◆ Material for this exercise ◆
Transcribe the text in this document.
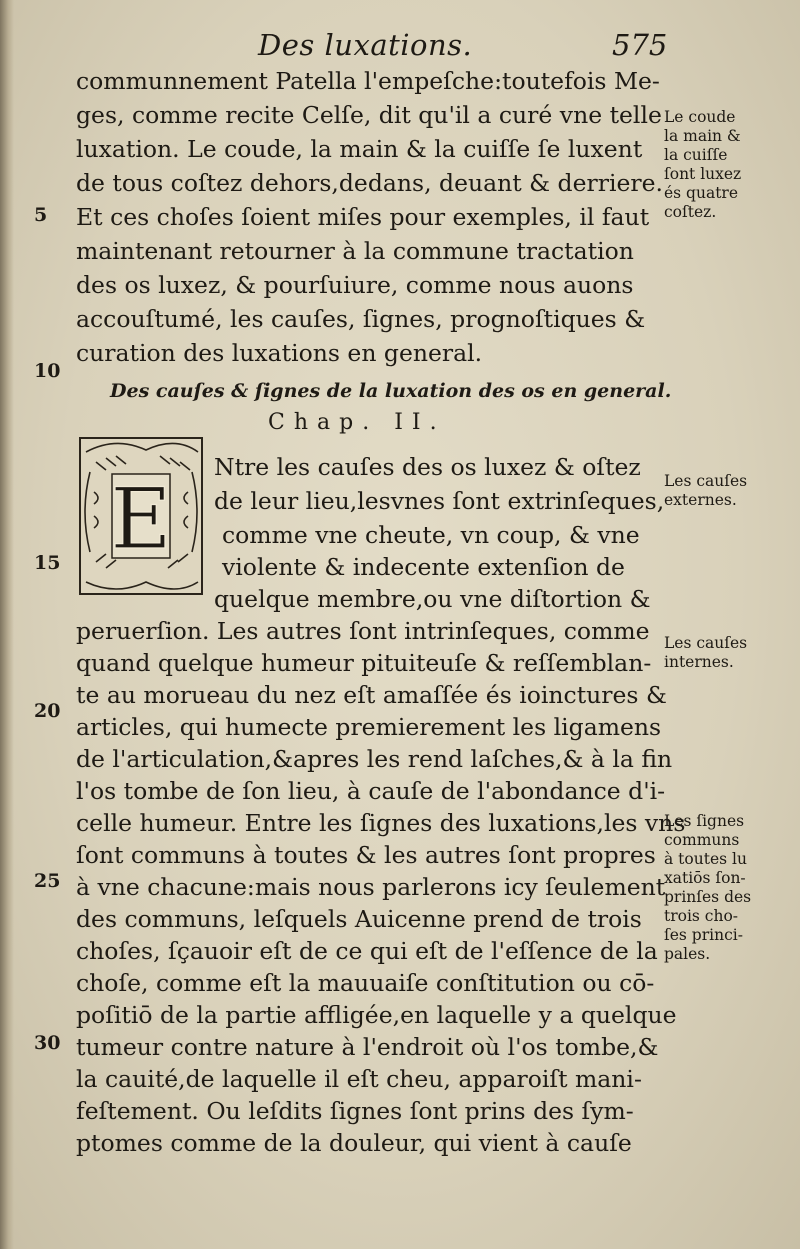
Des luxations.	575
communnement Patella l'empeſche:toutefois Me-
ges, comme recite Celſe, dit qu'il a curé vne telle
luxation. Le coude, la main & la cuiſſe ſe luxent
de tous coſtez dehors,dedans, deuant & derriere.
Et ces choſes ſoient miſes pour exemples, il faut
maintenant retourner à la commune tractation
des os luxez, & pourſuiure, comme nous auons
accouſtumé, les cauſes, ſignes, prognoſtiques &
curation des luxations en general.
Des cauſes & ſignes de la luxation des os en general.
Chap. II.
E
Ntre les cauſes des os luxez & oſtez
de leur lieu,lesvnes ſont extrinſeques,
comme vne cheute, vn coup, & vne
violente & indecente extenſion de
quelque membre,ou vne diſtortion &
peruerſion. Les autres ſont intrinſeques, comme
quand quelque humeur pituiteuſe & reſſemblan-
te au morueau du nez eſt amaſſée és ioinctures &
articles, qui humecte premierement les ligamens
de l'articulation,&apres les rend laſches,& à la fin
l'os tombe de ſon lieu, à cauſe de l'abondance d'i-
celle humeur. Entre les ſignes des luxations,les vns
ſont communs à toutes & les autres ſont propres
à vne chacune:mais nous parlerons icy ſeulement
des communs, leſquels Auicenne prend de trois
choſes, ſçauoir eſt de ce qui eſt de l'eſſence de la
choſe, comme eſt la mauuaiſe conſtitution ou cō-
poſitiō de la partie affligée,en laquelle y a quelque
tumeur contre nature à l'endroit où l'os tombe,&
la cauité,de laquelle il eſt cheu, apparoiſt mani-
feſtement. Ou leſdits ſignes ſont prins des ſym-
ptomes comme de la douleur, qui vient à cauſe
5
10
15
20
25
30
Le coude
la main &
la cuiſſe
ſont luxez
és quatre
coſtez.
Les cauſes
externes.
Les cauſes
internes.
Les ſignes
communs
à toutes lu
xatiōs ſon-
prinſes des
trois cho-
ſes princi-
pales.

◆ Given request ◆
All of the lines above should be retyped precisely, apart from the pictures.

◆ Solution to the problem ◆
Transcribe the text in this document.
Des luxations.	575
communnement Patella l'empeſche:toutefois Me-
ges, comme recite Celſe, dit qu'il a curé vne telle
luxation. Le coude, la main & la cuiſſe ſe luxent
de tous coſtez dehors,dedans, deuant & derriere.
Et ces choſes ſoient miſes pour exemples, il faut
maintenant retourner à la commune tractation
des os luxez, & pourſuiure, comme nous auons
accouſtumé, les cauſes, ſignes, prognoſtiques &
curation des luxations en general.
Des cauſes & ſignes de la luxation des os en general.
Chap. II.
E
Ntre les cauſes des os luxez & oſtez
de leur lieu,lesvnes ſont extrinſeques,
comme vne cheute, vn coup, & vne
violente & indecente extenſion de
quelque membre,ou vne diſtortion &
peruerſion. Les autres ſont intrinſeques, comme
quand quelque humeur pituiteuſe & reſſemblan-
te au morueau du nez eſt amaſſée és ioinctures &
articles, qui humecte premierement les ligamens
de l'articulation,&apres les rend laſches,& à la fin
l'os tombe de ſon lieu, à cauſe de l'abondance d'i-
celle humeur. Entre les ſignes des luxations,les vns
ſont communs à toutes & les autres ſont propres
à vne chacune:mais nous parlerons icy ſeulement
des communs, leſquels Auicenne prend de trois
choſes, ſçauoir eſt de ce qui eſt de l'eſſence de la
choſe, comme eſt la mauuaiſe conſtitution ou cō-
poſitiō de la partie affligée,en laquelle y a quelque
tumeur contre nature à l'endroit où l'os tombe,&
la cauité,de laquelle il eſt cheu, apparoiſt mani-
feſtement. Ou leſdits ſignes ſont prins des ſym-
ptomes comme de la douleur, qui vient à cauſe
5
10
15
20
25
30
Le coude
la main &
la cuiſſe
ſont luxez
és quatre
coſtez.
Les cauſes
externes.
Les cauſes
internes.
Les ſignes
communs
à toutes lu
xatiōs ſon-
prinſes des
trois cho-
ſes princi-
pales.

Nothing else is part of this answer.